Transcribe the records below in full; pictures stay out of the copy.

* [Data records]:
────────────────────

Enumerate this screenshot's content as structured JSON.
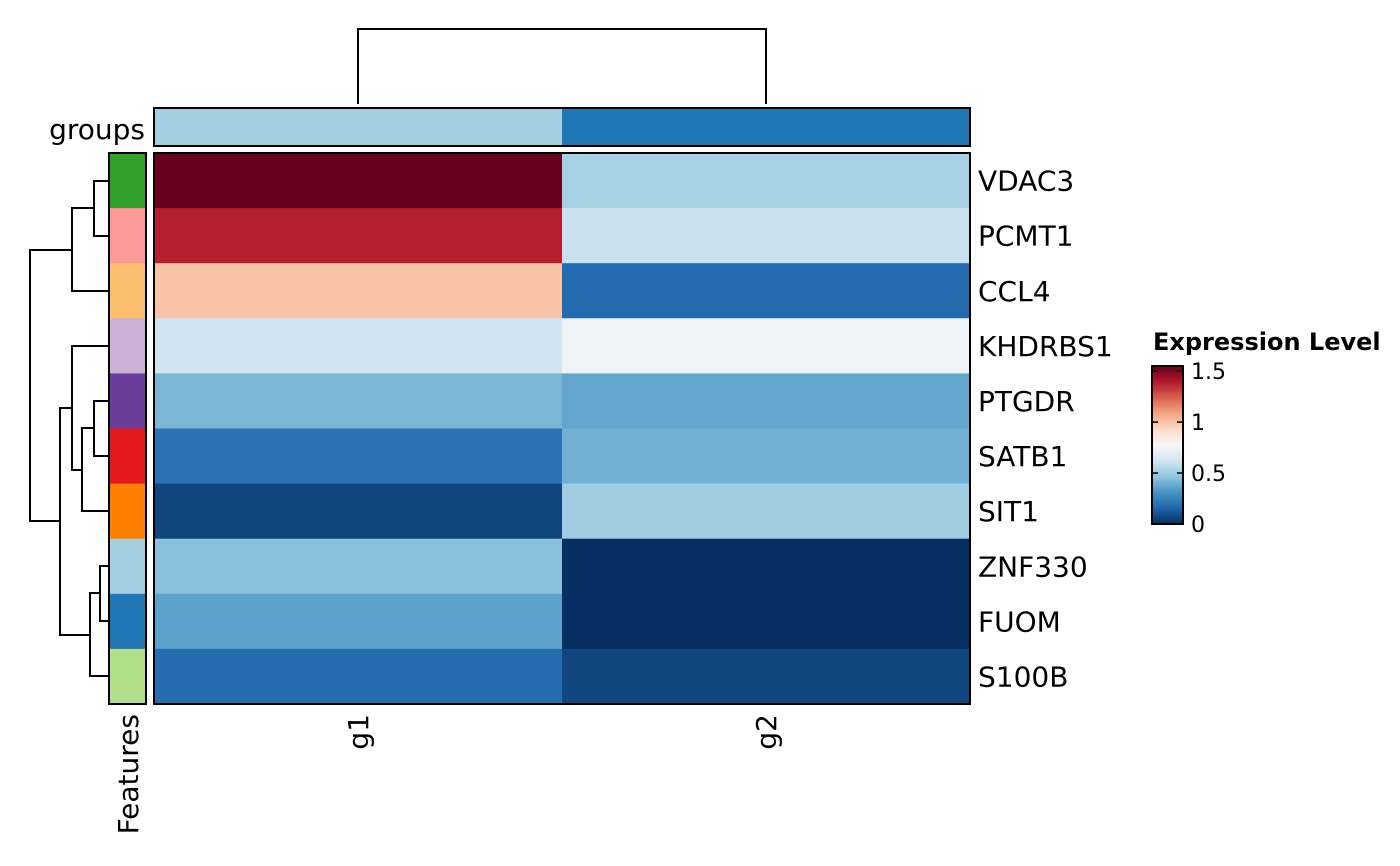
{
  "chart_data": {
    "type": "heatmap",
    "columns": [
      "g1",
      "g2"
    ],
    "rows": [
      "VDAC3",
      "PCMT1",
      "CCL4",
      "KHDRBS1",
      "PTGDR",
      "SATB1",
      "SIT1",
      "ZNF330",
      "FUOM",
      "S100B"
    ],
    "values": [
      [
        1.55,
        0.52
      ],
      [
        1.38,
        0.6
      ],
      [
        1.0,
        0.17
      ],
      [
        0.62,
        0.75
      ],
      [
        0.42,
        0.37
      ],
      [
        0.2,
        0.4
      ],
      [
        0.06,
        0.5
      ],
      [
        0.45,
        0.0
      ],
      [
        0.36,
        0.0
      ],
      [
        0.18,
        0.06
      ]
    ],
    "color_range": [
      0,
      1.55
    ],
    "colorscale": [
      "#053061",
      "#2166ac",
      "#4393c3",
      "#92c5de",
      "#d1e5f0",
      "#f7f7f7",
      "#fddbc7",
      "#f4a582",
      "#d6604d",
      "#b2182b",
      "#67001f"
    ],
    "group_annotation": {
      "label": "groups",
      "values": [
        "g1",
        "g2"
      ],
      "colors": [
        "#a6cee3",
        "#1f78b4"
      ]
    },
    "feature_annotation": {
      "label": "Features",
      "colors": [
        "#33a02c",
        "#fb9a99",
        "#fdbf6f",
        "#cab2d6",
        "#6a3d9a",
        "#e31a1c",
        "#ff7f00",
        "#a6cee3",
        "#1f78b4",
        "#b2df8a"
      ]
    },
    "legend": {
      "title": "Expression Level",
      "ticks": [
        "1.5",
        "1",
        "0.5",
        "0"
      ],
      "tick_values": [
        1.5,
        1.0,
        0.5,
        0.0
      ]
    },
    "dendrograms": [
      "columns",
      "rows"
    ]
  }
}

────────────────────

* [Complete answer]:
Enumerate this screenshot's content as structured JSON.
{
  "chart_data": {
    "type": "heatmap",
    "columns": [
      "g1",
      "g2"
    ],
    "rows": [
      "VDAC3",
      "PCMT1",
      "CCL4",
      "KHDRBS1",
      "PTGDR",
      "SATB1",
      "SIT1",
      "ZNF330",
      "FUOM",
      "S100B"
    ],
    "values": [
      [
        1.55,
        0.52
      ],
      [
        1.38,
        0.6
      ],
      [
        1.0,
        0.17
      ],
      [
        0.62,
        0.75
      ],
      [
        0.42,
        0.37
      ],
      [
        0.2,
        0.4
      ],
      [
        0.06,
        0.5
      ],
      [
        0.45,
        0.0
      ],
      [
        0.36,
        0.0
      ],
      [
        0.18,
        0.06
      ]
    ],
    "color_range": [
      0,
      1.55
    ],
    "colorscale": [
      "#053061",
      "#2166ac",
      "#4393c3",
      "#92c5de",
      "#d1e5f0",
      "#f7f7f7",
      "#fddbc7",
      "#f4a582",
      "#d6604d",
      "#b2182b",
      "#67001f"
    ],
    "group_annotation": {
      "label": "groups",
      "values": [
        "g1",
        "g2"
      ],
      "colors": [
        "#a6cee3",
        "#1f78b4"
      ]
    },
    "feature_annotation": {
      "label": "Features",
      "colors": [
        "#33a02c",
        "#fb9a99",
        "#fdbf6f",
        "#cab2d6",
        "#6a3d9a",
        "#e31a1c",
        "#ff7f00",
        "#a6cee3",
        "#1f78b4",
        "#b2df8a"
      ]
    },
    "legend": {
      "title": "Expression Level",
      "ticks": [
        "1.5",
        "1",
        "0.5",
        "0"
      ],
      "tick_values": [
        1.5,
        1.0,
        0.5,
        0.0
      ]
    },
    "dendrograms": [
      "columns",
      "rows"
    ]
  }
}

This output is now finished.